--- Passage shown ---

If you haven’t read much about HODR, it’s a very unique NGO—the volunteers who come here come to work (manual labor) and also make long-term commitments to the community.

We are not bureaucratic, there are no “systems” and as a result many groups here wants HODR to work with them.

It says a lot about the grass-roots nature of the organization and also about the we are trying to do a very small, community level.

It’s inspiring and exciting—and I know that if I came back in 4 months it would be an amazing situation.

Being part of it at the beginning stages has been unforgettable, so much so that it’s hard to think of leaving just when the going gets good.

2—Considering drinking a beer named Prestige: Joe is the guy who owns the nightclub where we are living—and the five acres behind us (to be used for NGO storage as soon as the Canadian military grates the field)…he also runs the bar attached to the Belval Plaze (the name of our place).

It has been closed since the earthquake, and is reopening tonight (Joe is not stupid—he knows there are soon to be a 100 sweaty workers in need of something cold, and hopefully alcoholic).

No, I don’t normally drink beer.

No, I wouldn’t normally imbibe something called “Prestige.”

I am thinking of this more as an extension of community service—it’s supporting the local economy.

Also it’s 90 degrees right now…not kidding.

1—Looking forward to being part of “Team Baby Stevus”: Team Baby Jesus rocked the house this morning—so quickly in fact, that we had no project for the afternoon.

--- Material supplied ---

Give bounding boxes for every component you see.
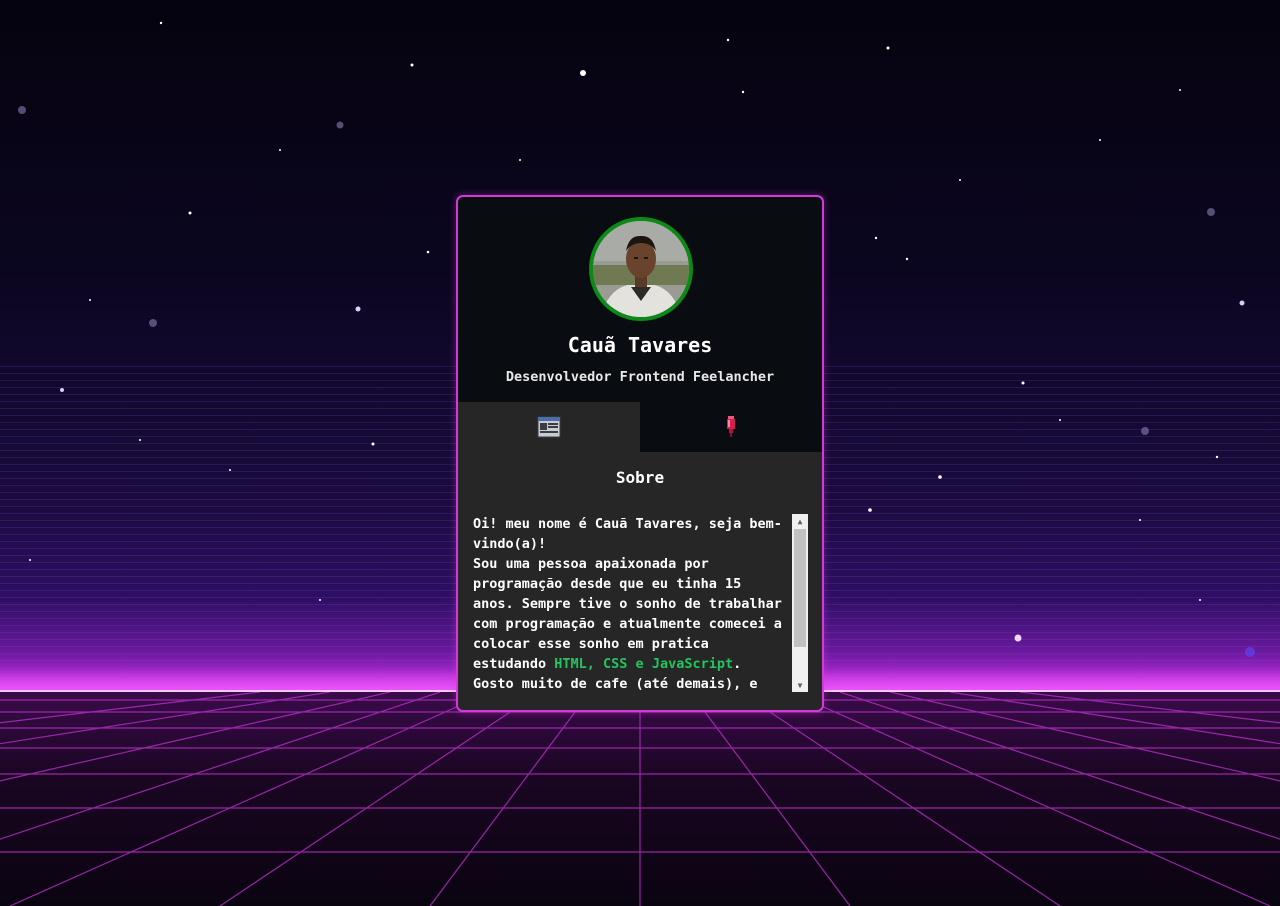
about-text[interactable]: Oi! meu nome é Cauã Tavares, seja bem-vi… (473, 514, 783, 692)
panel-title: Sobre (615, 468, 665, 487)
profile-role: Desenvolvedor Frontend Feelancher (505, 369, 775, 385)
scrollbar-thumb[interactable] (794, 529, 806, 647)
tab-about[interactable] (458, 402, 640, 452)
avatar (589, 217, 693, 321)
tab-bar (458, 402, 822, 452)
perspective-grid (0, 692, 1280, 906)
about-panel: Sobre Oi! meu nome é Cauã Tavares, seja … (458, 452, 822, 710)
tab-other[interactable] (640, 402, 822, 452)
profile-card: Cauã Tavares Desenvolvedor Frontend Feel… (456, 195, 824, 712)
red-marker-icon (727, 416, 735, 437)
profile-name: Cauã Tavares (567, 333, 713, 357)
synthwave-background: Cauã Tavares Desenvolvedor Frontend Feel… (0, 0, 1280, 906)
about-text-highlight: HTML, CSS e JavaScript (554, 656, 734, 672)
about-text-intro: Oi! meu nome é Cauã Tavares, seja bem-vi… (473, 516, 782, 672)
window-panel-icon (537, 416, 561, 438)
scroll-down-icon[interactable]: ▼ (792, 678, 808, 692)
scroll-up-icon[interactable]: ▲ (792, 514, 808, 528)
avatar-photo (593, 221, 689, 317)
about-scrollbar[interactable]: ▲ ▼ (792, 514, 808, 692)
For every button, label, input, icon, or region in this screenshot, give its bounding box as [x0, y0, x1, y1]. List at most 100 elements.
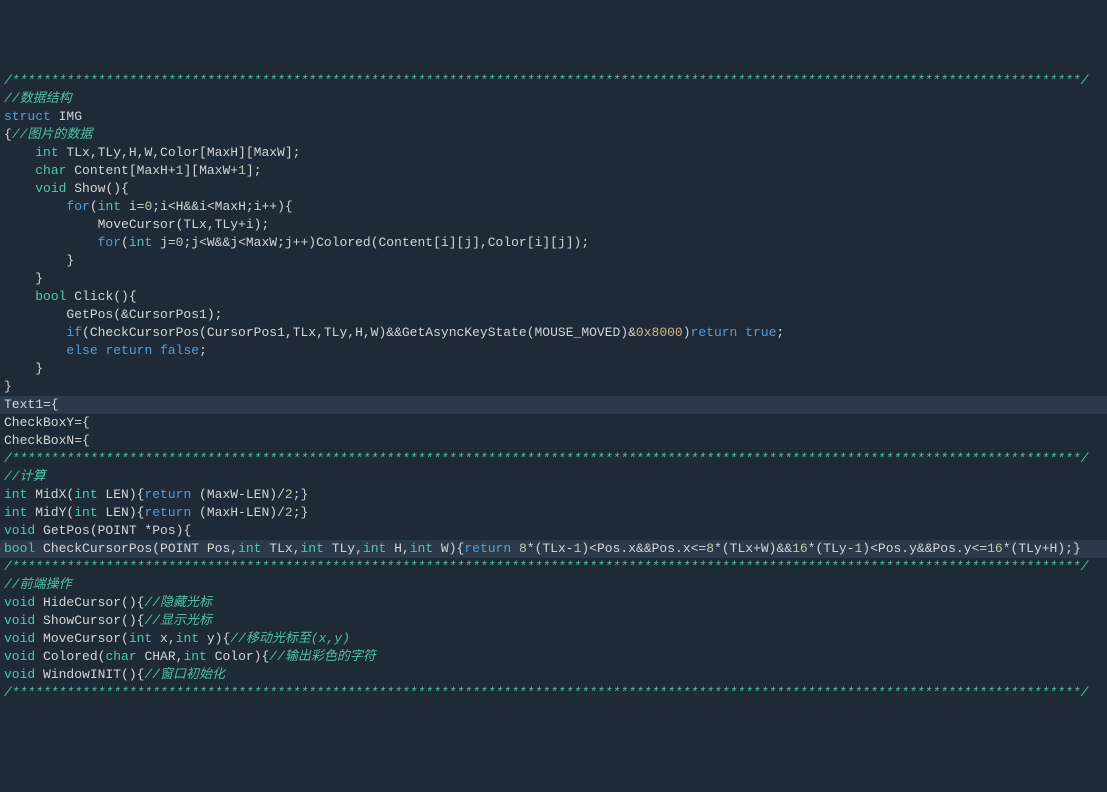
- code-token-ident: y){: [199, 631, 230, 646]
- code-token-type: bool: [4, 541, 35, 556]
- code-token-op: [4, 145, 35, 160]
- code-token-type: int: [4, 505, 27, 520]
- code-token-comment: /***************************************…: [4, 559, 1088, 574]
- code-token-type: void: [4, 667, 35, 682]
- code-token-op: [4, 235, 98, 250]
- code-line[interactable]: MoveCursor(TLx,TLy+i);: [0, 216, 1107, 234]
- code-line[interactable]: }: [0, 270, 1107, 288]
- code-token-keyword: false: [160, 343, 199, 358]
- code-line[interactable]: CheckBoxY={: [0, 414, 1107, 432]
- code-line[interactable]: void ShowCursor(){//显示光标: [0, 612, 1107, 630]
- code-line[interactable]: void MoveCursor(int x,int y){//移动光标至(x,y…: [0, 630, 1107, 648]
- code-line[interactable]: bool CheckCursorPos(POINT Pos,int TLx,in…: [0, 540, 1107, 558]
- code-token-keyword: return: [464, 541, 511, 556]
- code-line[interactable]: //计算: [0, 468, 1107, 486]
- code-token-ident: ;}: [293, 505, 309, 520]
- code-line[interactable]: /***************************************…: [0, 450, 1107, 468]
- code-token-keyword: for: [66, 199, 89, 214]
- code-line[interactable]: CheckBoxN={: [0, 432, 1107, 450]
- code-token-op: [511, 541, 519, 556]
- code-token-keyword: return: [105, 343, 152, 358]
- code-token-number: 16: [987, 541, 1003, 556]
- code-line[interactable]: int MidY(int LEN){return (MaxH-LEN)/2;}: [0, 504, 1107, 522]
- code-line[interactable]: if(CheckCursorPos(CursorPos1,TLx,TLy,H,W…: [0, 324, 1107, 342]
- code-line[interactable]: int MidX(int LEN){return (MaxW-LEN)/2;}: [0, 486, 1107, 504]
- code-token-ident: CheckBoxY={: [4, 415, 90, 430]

---

#### [Stated problem]
Reproduce the passage about volunteering with HODR word for word, from its first sentence to its last.

#### [Response]
If you haven’t read much about HODR, it’s a very unique NGO—the volunteers who come here come to work (manual labor) and also make long-term commitments to the community.

We are not bureaucratic, there are no “systems” and as a result many groups here wants HODR to work with them.

It says a lot about the grass-roots nature of the organization and also about the we are trying to do a very small, community level.

It’s inspiring and exciting—and I know that if I came back in 4 months it would be an amazing situation.

Being part of it at the beginning stages has been unforgettable, so much so that it’s hard to think of leaving just when the going gets good.

2—Considering drinking a beer named Prestige: Joe is the guy who owns the nightclub where we are living—and the five acres behind us (to be used for NGO storage as soon as the Canadian military grates the field)…he also runs the bar attached to the Belval Plaze (the name of our place).

It has been closed since the earthquake, and is reopening tonight (Joe is not stupid—he knows there are soon to be a 100 sweaty workers in need of something cold, and hopefully alcoholic).

No, I don’t normally drink beer.

No, I wouldn’t normally imbibe something called “Prestige.”

I am thinking of this more as an extension of community service—it’s supporting the local economy.

Also it’s 90 degrees right now…not kidding.

1—Looking forward to being part of “Team Baby Stevus”: Team Baby Jesus rocked the house this morning—so quickly in fact, that we had no project for the afternoon.